::: EXTRAIT :::

Vers minuit la maraude fait son premier arrêt à la gare routière Ouled Ziane. « Nous y venons deux fois par nuit parce que c’est ici que tous les nouveaux atterrissent », explique Mustapha. « Les enfants arrivent de la campagne envoyés par leurs parents ou eux-mêmes attirés par la grande ville, confirme Hicham. C’est là que tout commence ».
On dirait un décor sorti tout droit d’un film de série B mexicaine. La vaste gare est éclairée de néons aveuglants sous lesquels la vie a prit un autre rythme, lent, somnolent et poisseux. Autour des lignées de bancs en béton brut sur lesquels des voyageurs attendent en fumant, dorment roulés en boule sous une couverture chinoise ou recroquevillés sous la capuche de leur gandoura, les épiciers vendent biscuits, kleenex et cigarettes, les employés des petits snacks préparent des sandwichs, les policiers scrutent les entrants et sortants, les chauffeurs hèlent les destinations des autocars, les coiffeurs coiffent et les barbiers rasent, les cafetiers servent des nouss nouss aux futurs passagers scotchés face à un film de Steven Seagal, les balayeurs balaient devant les toilettes publiques et les pieux prient dans la petite mosquée improvisée au sous-sol de la gare.

::: MATÉRIAU FOURNI :::

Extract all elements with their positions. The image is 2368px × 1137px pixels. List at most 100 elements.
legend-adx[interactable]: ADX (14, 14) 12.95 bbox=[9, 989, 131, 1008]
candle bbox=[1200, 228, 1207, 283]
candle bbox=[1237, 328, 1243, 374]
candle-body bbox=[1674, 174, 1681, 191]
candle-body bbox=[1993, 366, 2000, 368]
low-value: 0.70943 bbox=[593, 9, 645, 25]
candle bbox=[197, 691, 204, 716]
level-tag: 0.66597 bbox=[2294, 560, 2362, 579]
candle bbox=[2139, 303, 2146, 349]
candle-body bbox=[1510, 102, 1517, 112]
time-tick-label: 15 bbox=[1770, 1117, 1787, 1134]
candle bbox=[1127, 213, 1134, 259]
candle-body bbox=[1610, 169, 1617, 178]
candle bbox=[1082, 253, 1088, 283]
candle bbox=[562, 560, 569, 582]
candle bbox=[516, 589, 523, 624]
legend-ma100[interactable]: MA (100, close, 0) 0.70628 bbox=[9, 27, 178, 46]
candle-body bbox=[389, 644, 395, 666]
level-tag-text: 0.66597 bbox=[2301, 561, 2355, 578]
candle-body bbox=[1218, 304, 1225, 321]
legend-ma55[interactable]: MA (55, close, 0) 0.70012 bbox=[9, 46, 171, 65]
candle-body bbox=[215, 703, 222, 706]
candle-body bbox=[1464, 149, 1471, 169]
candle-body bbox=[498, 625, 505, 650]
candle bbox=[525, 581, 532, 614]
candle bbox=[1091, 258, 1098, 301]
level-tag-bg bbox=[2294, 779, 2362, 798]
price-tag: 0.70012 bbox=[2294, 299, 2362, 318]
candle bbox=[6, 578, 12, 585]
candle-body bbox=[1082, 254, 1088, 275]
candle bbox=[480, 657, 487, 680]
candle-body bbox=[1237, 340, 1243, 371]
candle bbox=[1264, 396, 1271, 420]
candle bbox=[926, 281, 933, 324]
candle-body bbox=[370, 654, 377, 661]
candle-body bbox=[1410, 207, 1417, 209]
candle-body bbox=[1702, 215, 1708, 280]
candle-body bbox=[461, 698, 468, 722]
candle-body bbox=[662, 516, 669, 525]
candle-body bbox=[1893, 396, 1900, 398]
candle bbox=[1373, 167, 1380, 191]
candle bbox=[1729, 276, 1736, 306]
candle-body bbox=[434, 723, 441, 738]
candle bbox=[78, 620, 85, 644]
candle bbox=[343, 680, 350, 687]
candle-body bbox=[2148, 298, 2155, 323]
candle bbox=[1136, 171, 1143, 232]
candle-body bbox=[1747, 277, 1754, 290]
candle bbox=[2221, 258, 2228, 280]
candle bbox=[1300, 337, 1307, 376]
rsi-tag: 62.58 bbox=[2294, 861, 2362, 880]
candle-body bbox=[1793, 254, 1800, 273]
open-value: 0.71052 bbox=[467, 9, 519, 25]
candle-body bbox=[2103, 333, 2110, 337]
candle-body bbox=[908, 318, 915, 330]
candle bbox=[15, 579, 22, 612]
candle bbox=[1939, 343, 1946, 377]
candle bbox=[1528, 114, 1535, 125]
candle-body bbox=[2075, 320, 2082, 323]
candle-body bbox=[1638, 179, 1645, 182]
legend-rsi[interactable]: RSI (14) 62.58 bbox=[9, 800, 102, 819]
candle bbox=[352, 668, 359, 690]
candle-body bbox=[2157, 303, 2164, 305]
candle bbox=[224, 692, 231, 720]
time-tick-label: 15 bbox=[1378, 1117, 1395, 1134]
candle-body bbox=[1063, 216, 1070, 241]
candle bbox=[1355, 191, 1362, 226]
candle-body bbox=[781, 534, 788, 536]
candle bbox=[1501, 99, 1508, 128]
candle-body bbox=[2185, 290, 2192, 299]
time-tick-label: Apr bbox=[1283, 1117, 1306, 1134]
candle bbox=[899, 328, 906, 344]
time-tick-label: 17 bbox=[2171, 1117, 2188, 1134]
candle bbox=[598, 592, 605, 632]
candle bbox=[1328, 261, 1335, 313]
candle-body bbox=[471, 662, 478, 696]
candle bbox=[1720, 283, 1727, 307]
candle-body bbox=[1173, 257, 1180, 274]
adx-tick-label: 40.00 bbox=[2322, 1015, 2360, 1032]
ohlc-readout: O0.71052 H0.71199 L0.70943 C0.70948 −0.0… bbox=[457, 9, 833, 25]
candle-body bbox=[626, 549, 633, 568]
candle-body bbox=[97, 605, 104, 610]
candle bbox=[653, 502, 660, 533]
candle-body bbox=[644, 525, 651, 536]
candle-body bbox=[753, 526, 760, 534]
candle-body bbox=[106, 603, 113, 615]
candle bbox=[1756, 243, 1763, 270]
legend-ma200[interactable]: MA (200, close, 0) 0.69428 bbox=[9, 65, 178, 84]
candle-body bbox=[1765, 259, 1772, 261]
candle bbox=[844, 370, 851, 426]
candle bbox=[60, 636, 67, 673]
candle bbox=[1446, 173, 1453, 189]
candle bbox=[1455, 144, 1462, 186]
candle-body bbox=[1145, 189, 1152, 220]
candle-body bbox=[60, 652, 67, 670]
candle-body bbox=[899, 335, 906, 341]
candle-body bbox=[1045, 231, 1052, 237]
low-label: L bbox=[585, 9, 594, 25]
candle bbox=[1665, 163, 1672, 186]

:::

TRAVAIL À FAIRE:
Selon l'extrait sur la gare routière Ouled Ziane, pourquoi la maraude s'y rend-elle deux fois par nuit ? Répondez en une à trois phrases. Le matériau fourni n'intervient pas dans cet exercice.

RÉPONSE À L'EXERCICE:
La maraude passe deux fois par nuit à cette gare, car c'est là que tous les nouveaux arrivent. Les enfants y débarquent de la campagne, envoyés par leurs parents ou attirés par la grande ville, et c'est là que tout commence.